**YOUR TASK**
Find the lines that include the string "this" and report how many there are. Give no other text.

== AVAILABLE DATA

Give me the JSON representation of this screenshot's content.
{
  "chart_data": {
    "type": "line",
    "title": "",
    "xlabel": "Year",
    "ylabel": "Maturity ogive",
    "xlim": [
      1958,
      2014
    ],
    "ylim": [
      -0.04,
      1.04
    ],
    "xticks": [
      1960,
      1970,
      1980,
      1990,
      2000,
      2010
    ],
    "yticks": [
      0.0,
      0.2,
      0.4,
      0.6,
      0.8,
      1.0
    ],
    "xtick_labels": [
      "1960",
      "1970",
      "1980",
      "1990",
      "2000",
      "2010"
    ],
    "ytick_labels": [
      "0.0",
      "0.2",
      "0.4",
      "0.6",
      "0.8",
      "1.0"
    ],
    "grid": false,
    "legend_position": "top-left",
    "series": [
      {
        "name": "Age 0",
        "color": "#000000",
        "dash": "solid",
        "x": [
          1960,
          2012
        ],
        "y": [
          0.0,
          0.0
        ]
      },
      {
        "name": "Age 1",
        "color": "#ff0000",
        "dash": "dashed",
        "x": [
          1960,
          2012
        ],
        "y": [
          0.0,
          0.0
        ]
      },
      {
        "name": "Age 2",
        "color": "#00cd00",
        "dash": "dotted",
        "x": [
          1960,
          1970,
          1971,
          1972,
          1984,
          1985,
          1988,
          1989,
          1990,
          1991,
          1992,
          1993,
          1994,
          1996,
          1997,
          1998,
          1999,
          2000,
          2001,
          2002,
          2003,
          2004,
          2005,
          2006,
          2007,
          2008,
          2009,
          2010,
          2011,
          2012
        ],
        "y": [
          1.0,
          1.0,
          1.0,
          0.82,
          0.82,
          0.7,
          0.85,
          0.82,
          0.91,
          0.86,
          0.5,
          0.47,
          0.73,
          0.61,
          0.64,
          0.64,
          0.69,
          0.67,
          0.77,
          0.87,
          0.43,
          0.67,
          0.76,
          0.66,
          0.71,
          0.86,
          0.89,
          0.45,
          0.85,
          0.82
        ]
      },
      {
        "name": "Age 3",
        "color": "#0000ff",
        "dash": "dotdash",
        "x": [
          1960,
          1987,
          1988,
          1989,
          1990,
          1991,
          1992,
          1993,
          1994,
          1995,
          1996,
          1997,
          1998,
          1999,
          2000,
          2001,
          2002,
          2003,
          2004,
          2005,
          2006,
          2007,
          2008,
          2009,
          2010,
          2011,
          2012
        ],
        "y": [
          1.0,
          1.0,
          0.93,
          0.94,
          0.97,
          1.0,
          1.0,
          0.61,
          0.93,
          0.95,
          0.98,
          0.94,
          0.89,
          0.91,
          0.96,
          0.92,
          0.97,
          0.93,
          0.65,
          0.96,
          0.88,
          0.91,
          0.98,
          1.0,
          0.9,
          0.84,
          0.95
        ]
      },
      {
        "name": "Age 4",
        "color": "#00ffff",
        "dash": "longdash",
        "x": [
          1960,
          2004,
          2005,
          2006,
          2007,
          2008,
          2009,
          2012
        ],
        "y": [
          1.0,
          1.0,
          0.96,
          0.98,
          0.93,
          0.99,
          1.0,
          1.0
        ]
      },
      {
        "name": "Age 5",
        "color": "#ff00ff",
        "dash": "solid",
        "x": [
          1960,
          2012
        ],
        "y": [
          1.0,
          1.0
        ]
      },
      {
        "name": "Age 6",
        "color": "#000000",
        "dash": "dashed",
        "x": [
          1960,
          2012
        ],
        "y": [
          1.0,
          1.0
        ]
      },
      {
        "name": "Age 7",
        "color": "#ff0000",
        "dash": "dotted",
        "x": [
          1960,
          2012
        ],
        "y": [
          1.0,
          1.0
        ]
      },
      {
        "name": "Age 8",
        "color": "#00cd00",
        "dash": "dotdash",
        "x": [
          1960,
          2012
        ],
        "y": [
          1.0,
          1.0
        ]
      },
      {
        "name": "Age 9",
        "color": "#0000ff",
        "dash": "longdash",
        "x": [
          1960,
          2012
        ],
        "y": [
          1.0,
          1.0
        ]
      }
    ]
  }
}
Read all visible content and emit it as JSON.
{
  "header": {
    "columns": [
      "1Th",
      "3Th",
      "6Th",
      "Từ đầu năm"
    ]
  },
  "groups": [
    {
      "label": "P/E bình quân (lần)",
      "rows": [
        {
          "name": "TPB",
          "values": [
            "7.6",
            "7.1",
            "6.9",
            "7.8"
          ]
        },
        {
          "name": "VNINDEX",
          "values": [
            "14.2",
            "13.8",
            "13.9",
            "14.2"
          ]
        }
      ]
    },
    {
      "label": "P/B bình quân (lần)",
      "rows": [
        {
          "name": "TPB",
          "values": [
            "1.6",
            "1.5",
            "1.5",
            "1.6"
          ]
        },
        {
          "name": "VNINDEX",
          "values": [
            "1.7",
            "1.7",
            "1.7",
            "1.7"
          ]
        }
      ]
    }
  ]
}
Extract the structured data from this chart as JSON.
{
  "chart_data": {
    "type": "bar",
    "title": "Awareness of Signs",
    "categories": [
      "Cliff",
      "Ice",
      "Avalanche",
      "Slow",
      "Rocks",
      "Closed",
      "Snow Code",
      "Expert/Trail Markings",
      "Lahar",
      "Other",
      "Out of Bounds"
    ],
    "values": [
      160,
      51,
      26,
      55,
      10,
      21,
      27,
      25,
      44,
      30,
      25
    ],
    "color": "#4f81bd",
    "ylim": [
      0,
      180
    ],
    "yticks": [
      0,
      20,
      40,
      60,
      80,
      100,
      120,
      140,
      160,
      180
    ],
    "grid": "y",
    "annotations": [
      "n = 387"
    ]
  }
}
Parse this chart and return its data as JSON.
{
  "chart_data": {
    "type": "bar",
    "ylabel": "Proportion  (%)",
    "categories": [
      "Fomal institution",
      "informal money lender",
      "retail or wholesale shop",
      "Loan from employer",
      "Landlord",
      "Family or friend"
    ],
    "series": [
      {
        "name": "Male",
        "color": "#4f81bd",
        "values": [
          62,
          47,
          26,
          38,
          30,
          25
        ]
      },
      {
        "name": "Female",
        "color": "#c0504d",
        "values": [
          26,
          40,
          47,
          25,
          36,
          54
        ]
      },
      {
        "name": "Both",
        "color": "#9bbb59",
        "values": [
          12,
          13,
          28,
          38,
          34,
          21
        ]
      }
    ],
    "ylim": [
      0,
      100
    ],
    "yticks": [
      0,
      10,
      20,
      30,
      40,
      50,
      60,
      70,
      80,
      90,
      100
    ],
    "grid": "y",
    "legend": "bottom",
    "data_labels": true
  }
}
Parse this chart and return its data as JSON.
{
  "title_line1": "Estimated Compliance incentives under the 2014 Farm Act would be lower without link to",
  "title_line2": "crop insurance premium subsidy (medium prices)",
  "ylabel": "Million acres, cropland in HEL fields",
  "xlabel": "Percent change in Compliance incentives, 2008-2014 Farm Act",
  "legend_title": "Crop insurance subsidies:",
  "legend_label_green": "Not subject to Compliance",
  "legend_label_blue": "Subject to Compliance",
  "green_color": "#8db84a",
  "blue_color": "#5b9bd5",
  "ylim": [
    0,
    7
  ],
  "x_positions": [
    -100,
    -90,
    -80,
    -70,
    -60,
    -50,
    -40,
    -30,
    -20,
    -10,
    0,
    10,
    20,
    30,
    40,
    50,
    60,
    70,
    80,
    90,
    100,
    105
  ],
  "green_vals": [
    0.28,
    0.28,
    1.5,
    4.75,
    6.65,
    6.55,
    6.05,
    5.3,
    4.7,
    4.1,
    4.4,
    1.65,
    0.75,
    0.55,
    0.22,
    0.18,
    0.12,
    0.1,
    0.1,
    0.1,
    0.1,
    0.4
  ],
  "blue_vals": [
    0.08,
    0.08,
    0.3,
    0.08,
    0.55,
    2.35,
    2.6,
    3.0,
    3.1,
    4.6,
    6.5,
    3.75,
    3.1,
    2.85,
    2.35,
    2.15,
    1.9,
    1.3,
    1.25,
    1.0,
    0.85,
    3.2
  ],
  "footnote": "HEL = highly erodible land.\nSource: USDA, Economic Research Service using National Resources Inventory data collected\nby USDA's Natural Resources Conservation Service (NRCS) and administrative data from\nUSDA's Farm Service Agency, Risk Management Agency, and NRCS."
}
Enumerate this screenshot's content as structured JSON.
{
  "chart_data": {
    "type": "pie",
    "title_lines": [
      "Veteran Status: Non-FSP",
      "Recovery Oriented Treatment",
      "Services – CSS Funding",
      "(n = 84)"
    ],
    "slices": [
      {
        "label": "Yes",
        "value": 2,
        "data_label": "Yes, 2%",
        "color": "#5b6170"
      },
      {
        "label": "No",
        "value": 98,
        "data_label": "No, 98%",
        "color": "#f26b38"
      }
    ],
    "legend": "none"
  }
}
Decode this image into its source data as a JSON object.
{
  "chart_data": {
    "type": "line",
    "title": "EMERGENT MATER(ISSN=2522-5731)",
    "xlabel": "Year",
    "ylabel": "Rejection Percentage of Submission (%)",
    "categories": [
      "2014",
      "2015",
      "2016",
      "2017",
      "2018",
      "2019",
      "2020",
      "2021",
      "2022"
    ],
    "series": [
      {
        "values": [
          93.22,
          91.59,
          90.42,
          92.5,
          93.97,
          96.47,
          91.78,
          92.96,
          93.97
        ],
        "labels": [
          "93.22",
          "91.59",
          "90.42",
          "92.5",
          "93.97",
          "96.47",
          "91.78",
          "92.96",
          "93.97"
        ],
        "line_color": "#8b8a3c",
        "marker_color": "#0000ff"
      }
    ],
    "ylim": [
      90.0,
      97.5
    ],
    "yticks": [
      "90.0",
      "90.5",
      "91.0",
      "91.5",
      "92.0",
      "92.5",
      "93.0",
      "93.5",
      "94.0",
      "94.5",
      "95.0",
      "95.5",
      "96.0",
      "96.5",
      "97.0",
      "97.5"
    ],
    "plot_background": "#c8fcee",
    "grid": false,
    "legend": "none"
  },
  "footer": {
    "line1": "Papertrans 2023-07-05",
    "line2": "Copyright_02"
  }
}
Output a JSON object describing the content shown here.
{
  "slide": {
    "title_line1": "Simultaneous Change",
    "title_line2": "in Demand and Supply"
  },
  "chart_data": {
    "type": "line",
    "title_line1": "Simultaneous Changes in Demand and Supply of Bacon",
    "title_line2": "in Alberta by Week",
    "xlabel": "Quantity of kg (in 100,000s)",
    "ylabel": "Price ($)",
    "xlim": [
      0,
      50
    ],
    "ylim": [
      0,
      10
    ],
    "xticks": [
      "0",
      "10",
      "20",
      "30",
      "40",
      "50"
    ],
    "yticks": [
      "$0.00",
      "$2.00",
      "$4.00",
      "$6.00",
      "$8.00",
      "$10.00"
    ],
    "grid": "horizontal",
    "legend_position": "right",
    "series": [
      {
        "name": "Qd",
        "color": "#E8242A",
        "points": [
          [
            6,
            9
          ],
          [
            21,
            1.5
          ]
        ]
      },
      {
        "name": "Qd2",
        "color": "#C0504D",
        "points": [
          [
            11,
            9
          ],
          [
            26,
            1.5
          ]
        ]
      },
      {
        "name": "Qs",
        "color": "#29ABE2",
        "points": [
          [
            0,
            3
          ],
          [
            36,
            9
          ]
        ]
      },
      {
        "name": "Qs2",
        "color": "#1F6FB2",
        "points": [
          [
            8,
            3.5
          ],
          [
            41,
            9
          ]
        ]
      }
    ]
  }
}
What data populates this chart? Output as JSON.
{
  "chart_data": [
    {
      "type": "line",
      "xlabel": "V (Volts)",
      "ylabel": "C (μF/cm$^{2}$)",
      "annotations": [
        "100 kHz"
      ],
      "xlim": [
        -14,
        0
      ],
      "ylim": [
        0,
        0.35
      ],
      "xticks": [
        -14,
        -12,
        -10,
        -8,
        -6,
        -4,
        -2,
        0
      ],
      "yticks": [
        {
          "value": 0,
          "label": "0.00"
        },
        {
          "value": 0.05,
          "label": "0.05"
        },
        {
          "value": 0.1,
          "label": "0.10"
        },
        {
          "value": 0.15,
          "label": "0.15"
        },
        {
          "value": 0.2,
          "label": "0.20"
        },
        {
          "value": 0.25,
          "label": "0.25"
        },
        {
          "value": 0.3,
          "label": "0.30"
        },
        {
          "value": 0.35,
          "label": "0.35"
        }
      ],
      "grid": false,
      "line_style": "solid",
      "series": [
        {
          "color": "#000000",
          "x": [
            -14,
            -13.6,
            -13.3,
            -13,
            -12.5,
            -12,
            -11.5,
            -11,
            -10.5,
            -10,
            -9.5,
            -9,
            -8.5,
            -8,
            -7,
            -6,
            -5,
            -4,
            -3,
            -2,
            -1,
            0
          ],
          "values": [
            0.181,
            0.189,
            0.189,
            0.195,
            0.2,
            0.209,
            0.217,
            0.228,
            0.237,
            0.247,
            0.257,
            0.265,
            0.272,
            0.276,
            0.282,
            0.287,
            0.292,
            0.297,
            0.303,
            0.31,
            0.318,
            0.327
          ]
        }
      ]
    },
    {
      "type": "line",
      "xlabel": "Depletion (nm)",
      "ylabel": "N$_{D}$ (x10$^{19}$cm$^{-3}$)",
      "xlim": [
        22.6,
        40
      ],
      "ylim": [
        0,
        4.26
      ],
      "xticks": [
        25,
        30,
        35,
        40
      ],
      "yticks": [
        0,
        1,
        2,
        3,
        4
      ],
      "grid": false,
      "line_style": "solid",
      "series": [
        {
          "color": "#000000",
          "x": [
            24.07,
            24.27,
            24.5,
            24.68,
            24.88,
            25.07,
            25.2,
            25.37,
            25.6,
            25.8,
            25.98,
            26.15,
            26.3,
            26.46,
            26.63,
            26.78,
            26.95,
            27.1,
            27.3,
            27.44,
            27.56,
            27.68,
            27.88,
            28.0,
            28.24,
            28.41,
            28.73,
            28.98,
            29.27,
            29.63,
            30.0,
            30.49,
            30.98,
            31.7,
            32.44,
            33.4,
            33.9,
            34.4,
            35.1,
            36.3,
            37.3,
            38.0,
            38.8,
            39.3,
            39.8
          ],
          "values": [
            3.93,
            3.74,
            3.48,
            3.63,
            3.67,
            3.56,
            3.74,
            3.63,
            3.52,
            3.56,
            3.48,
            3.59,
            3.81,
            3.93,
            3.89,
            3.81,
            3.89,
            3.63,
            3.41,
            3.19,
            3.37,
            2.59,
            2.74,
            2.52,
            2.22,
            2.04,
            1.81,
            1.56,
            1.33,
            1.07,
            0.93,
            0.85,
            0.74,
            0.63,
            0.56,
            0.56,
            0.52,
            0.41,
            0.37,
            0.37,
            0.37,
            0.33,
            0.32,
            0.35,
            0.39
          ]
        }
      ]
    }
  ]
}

====

**WRITTEN RESPONSE**
7